[EXERCISE BRIEF] Check every line below for the string "text", and copy the lines that contain it.

(Dataset items)
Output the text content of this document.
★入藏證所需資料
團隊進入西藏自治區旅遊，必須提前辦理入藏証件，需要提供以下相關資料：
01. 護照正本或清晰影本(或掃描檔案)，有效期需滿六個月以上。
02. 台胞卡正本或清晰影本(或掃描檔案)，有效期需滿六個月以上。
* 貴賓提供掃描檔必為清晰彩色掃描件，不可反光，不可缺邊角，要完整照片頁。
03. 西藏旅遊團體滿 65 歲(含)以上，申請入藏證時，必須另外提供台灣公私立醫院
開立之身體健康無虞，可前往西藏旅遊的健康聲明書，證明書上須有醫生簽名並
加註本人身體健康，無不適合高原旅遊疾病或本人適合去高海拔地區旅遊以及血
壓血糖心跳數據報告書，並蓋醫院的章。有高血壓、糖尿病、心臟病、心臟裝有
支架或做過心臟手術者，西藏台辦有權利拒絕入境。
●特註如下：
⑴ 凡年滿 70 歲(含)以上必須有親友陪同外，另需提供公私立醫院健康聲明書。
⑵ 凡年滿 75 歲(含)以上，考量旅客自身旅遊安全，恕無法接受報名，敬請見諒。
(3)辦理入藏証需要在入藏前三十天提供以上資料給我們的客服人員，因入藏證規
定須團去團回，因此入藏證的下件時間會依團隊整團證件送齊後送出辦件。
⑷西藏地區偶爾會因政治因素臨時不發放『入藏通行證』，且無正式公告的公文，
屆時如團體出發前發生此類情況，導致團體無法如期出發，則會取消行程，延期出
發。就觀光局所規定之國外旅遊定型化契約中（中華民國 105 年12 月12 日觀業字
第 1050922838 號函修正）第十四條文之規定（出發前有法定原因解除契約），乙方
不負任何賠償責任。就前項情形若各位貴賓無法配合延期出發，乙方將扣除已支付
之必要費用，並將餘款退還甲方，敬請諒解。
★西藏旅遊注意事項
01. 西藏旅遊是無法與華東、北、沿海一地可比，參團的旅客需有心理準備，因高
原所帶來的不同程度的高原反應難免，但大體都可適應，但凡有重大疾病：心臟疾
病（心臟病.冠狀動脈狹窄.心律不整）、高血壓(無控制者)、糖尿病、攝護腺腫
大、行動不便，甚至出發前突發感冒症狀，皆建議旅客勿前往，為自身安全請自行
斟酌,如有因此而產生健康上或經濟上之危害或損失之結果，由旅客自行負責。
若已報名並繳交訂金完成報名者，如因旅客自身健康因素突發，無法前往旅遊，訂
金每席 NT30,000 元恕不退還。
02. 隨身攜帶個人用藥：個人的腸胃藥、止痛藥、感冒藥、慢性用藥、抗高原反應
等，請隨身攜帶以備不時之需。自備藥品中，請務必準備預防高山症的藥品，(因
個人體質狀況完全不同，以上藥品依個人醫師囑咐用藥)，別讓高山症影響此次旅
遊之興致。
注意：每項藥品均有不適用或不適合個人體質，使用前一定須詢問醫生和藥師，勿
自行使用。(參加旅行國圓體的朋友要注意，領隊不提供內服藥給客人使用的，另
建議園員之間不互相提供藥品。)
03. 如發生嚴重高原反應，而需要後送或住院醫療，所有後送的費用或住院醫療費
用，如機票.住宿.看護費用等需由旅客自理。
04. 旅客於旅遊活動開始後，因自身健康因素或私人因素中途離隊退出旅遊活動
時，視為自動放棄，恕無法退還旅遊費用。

==

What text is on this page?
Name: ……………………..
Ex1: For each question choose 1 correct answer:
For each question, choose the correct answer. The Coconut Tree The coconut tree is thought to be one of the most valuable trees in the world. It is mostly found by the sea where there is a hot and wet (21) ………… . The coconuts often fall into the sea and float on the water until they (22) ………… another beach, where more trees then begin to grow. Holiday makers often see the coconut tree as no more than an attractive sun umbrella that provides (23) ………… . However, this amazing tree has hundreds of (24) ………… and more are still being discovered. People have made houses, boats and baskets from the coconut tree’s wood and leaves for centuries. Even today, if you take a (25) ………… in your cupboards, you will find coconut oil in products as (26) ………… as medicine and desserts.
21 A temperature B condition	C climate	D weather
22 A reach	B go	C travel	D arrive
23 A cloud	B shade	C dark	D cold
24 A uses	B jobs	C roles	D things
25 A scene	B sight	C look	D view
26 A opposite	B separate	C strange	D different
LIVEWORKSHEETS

[RESULT OF THIS TASK]
Output the text content of this document.
What text is on this page?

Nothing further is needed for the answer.